*** Extract provided ***

Monday, April 03, 2006

Online alcoholism groups supplement AA meetings

Some call it "staying cyber." Playing off "staying sober," the unofficial motto of alcoholics, it's the growing trend of Internet sites that offer services to problem drinkers. A Google search of "online alcoholics" produced more than 80 screens of related sites. One group even is called "Staying Cyber."

Today "The Big Book," Alcoholics Anonymous's guiding text, is available in its entirety online.

But just how effective is an online version of a program for which face-to-face fellowship is one of its bedrock principles?

Some people in Gainesville who work with alcoholics say online programs have limited value. While anything that helps an alcoholic avoid taking a drink is a good thing, they say, the online programs simply can't provide the element many alcoholics feel is the key to sobriety - interpersonal contact with others recovering from the disease of alcoholism.

"I've treated thousands of people for alcoholism, and there's a real magic and power in the room (of Alcoholics Anonymous meetings) that you need to witness," said Scott Teitelbaum, co-medical director of the Florida Recovery Center at Shands at Vista in Gainesville.

"You can see it in the eyes of recovering people," he said. "That's something you can't get on a computer."

The national AA group was slow to embrace the online structure, but eventually did, said "Glen," a member of the public-information committee of the Online Intergroup of Alcoholics Anonymous. The organization was formed in about 1994 to serve all online AA groups.

Glen said he speaks not for AA, but only as an individual and a recovering alcoholic. Although hard numbers are impossible to track, he estimated the number of people who visit online alcoholics sites as at least 1.5 million.

"The advantage of online, I think, is that people come in sooner and identify their problem sooner," said Glen, who first started visiting Internet sites in 1997. "I think many people come to us long before they go into a room and say they have a problem."

He said one of the chief functions of the Internet sites is to get alcoholics together to communicate. That's done through e-mails, chat rooms and other online forums. Glen said, however, that AA emphasizes that visitors to online sites need to go to face-to-face meetings because all the help they need isn't available on the Internet.

"Hiding behind the computer screen is a bad thing," he said.

Nonetheless, he said, he estimates that about 5 percent of people use only the online groups to stay sober.

"But most use it to supplement their participation in the AA program," Glen said.

*** End of Extract provided ***

:: Exercise tasks ::
**A.** Reproduce the part of the article on online alcoholism groups that opens with the words "Some call it" and closes with "its entirety online.".
**B.** Answer these questions from the article on online alcoholism groups:
(i) What is the name of Alcoholics Anonymous's guiding text that is now available online?
(ii) In about what year was the Online Intergroup of Alcoholics Anonymous formed?
(iii) What share of people does Glen estimate use only the online groups to stay sober?
The records have no connection to the article on online alcoholism groups.

*** Records ***

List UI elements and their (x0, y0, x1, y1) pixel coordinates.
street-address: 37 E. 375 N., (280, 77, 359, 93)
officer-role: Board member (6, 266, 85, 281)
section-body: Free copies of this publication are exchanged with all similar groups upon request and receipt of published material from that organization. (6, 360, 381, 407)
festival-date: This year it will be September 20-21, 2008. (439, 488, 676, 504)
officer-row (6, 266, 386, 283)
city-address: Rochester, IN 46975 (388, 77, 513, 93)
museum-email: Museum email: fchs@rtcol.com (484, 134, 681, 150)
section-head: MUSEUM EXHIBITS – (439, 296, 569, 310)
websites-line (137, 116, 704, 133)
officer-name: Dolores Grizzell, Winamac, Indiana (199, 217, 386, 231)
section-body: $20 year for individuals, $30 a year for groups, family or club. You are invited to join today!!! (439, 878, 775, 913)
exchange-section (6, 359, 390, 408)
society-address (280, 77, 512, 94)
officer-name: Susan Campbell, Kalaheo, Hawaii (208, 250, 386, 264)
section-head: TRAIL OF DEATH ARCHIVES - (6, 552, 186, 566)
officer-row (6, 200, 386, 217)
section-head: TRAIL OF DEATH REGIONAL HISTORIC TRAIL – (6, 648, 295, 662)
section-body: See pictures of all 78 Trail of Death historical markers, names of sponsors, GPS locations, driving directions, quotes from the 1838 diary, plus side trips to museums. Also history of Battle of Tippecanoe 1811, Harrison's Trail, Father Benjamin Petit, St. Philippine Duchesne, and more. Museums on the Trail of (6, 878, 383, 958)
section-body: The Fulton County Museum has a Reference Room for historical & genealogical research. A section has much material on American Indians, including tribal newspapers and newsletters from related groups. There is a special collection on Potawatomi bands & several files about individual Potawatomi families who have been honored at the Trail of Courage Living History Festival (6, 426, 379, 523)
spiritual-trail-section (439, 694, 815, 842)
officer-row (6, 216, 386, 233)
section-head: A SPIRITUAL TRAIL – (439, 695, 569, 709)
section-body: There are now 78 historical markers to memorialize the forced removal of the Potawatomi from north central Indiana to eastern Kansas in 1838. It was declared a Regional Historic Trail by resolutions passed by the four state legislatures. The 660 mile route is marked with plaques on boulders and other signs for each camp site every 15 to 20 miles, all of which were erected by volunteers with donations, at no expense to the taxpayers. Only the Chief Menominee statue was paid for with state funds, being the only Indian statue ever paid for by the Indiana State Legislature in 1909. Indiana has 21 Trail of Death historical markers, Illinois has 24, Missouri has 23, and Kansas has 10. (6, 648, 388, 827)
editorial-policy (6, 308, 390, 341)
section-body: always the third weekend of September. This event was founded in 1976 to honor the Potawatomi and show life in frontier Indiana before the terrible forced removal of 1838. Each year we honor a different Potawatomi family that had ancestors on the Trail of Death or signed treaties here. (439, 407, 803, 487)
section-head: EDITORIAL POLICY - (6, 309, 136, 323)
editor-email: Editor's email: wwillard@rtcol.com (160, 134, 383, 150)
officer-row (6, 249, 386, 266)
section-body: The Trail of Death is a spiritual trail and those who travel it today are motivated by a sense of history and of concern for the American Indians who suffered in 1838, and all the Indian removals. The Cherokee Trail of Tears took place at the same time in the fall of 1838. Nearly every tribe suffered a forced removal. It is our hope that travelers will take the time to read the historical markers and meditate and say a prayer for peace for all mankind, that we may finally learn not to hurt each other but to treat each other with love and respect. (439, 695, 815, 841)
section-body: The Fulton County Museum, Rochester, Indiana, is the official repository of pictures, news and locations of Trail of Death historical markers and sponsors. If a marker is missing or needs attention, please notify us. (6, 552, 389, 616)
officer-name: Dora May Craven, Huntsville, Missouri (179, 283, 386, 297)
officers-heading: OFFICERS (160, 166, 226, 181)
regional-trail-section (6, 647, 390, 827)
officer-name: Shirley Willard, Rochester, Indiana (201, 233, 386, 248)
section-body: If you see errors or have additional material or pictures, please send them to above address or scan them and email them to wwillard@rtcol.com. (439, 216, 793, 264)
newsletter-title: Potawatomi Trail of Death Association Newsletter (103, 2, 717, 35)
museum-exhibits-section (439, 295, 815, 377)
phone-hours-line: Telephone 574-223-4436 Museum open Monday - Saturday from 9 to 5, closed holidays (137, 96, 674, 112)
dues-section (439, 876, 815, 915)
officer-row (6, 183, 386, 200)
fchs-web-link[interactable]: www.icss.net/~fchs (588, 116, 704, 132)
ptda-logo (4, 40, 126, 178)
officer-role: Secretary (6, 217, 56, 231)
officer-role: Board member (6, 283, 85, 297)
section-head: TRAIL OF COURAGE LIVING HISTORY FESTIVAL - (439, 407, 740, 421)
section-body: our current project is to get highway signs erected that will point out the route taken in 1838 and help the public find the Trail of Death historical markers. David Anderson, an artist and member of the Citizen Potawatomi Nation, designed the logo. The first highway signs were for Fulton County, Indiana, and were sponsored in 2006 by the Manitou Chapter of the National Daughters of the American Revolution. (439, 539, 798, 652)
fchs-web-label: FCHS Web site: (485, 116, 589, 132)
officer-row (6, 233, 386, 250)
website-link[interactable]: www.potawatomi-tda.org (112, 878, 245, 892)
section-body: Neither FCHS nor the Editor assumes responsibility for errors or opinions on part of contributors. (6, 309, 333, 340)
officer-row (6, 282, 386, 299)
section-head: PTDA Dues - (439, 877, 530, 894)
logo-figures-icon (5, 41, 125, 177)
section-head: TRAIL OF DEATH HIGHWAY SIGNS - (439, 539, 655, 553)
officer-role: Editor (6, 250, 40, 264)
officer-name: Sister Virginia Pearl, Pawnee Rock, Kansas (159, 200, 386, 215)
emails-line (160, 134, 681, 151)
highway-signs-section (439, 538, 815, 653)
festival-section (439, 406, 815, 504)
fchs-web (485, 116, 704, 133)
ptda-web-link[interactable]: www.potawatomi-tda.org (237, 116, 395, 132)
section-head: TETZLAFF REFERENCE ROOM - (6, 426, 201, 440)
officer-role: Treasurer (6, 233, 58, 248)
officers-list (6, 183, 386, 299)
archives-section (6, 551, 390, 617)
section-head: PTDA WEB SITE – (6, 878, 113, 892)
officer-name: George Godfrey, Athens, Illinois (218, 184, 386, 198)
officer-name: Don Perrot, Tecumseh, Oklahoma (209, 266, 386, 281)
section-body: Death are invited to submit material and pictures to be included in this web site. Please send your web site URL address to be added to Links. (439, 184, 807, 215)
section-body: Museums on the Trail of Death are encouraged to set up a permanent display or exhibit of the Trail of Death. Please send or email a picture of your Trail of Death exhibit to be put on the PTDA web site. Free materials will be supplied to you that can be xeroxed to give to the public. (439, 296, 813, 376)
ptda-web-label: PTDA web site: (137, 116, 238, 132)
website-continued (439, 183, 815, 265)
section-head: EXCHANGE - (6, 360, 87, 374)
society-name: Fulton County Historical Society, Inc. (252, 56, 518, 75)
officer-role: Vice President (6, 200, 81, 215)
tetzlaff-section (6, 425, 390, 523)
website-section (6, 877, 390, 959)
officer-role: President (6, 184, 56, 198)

*** End of Records ***

:: Results of the tasks ::
**A.**
Some call it "staying cyber." Playing off "staying sober," the unofficial motto of alcoholics, it's the growing trend of Internet sites that offer services to problem drinkers. A Google search of "online alcoholics" produced more than 80 screens of related sites. One group even is called "Staying Cyber."

Today "The Big Book," Alcoholics Anonymous's guiding text, is available in its entirety online.

**B.**
(i) "The Big Book"
(ii) About 1994
(iii) About 5 percent